-------- RECORDS
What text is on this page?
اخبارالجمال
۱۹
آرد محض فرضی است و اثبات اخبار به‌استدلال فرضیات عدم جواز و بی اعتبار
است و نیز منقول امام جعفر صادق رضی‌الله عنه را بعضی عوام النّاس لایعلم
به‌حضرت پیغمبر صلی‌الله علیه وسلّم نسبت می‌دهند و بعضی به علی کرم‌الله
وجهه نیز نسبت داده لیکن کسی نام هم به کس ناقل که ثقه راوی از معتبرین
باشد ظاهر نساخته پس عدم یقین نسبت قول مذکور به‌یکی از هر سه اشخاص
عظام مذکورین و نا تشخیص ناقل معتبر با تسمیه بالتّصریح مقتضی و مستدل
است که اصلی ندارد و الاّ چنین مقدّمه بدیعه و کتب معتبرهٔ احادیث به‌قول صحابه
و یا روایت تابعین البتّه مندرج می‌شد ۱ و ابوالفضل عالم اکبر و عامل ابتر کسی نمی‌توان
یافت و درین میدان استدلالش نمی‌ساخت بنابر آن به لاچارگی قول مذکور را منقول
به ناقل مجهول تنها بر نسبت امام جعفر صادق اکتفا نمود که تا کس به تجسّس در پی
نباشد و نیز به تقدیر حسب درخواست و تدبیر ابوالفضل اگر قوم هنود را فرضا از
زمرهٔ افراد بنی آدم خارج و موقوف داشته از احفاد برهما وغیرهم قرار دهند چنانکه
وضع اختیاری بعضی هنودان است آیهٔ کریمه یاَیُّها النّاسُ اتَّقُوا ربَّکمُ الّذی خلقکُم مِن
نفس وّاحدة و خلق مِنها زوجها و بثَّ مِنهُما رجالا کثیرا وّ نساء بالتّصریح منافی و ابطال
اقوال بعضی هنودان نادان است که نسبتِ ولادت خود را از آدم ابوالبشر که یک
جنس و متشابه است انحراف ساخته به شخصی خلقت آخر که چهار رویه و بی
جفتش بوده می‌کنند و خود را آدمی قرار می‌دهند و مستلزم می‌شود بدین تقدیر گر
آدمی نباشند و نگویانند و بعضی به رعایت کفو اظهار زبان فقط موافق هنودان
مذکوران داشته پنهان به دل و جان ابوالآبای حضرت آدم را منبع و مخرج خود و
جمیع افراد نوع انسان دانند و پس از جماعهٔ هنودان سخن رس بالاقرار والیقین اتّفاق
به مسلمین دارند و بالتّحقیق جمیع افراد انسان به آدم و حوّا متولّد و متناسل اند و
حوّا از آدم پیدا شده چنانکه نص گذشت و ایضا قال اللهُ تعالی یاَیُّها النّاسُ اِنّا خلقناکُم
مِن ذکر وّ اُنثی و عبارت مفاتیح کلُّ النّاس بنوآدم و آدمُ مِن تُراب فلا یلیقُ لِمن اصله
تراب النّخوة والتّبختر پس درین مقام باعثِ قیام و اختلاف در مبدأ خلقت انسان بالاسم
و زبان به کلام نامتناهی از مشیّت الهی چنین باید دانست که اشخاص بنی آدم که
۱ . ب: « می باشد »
----------------
EXERCISE DETAILS:
Extract each entry in full and write it down exactly.

RESULT:
What text is on this page?
اخبارالجمال
۱۹
آرد محض فرضی است و اثبات اخبار به‌استدلال فرضیات عدم جواز و بی اعتبار
است و نیز منقول امام جعفر صادق رضی‌الله عنه را بعضی عوام النّاس لایعلم
به‌حضرت پیغمبر صلی‌الله علیه وسلّم نسبت می‌دهند و بعضی به علی کرم‌الله
وجهه نیز نسبت داده لیکن کسی نام هم به کس ناقل که ثقه راوی از معتبرین
باشد ظاهر نساخته پس عدم یقین نسبت قول مذکور به‌یکی از هر سه اشخاص
عظام مذکورین و نا تشخیص ناقل معتبر با تسمیه بالتّصریح مقتضی و مستدل
است که اصلی ندارد و الاّ چنین مقدّمه بدیعه و کتب معتبرهٔ احادیث به‌قول صحابه
و یا روایت تابعین البتّه مندرج می‌شد ۱ و ابوالفضل عالم اکبر و عامل ابتر کسی نمی‌توان
یافت و درین میدان استدلالش نمی‌ساخت بنابر آن به لاچارگی قول مذکور را منقول
به ناقل مجهول تنها بر نسبت امام جعفر صادق اکتفا نمود که تا کس به تجسّس در پی
نباشد و نیز به تقدیر حسب درخواست و تدبیر ابوالفضل اگر قوم هنود را فرضا از
زمرهٔ افراد بنی آدم خارج و موقوف داشته از احفاد برهما وغیرهم قرار دهند چنانکه
وضع اختیاری بعضی هنودان است آیهٔ کریمه یاَیُّها النّاسُ اتَّقُوا ربَّکمُ الّذی خلقکُم مِن
نفس وّاحدة و خلق مِنها زوجها و بثَّ مِنهُما رجالا کثیرا وّ نساء بالتّصریح منافی و ابطال
اقوال بعضی هنودان نادان است که نسبتِ ولادت خود را از آدم ابوالبشر که یک
جنس و متشابه است انحراف ساخته به شخصی خلقت آخر که چهار رویه و بی
جفتش بوده می‌کنند و خود را آدمی قرار می‌دهند و مستلزم می‌شود بدین تقدیر گر
آدمی نباشند و نگویانند و بعضی به رعایت کفو اظهار زبان فقط موافق هنودان
مذکوران داشته پنهان به دل و جان ابوالآبای حضرت آدم را منبع و مخرج خود و
جمیع افراد نوع انسان دانند و پس از جماعهٔ هنودان سخن رس بالاقرار والیقین اتّفاق
به مسلمین دارند و بالتّحقیق جمیع افراد انسان به آدم و حوّا متولّد و متناسل اند و
حوّا از آدم پیدا شده چنانکه نص گذشت و ایضا قال اللهُ تعالی یاَیُّها النّاسُ اِنّا خلقناکُم
مِن ذکر وّ اُنثی و عبارت مفاتیح کلُّ النّاس بنوآدم و آدمُ مِن تُراب فلا یلیقُ لِمن اصله
تراب النّخوة والتّبختر پس درین مقام باعثِ قیام و اختلاف در مبدأ خلقت انسان بالاسم
و زبان به کلام نامتناهی از مشیّت الهی چنین باید دانست که اشخاص بنی آدم که
۱ . ب: « می باشد »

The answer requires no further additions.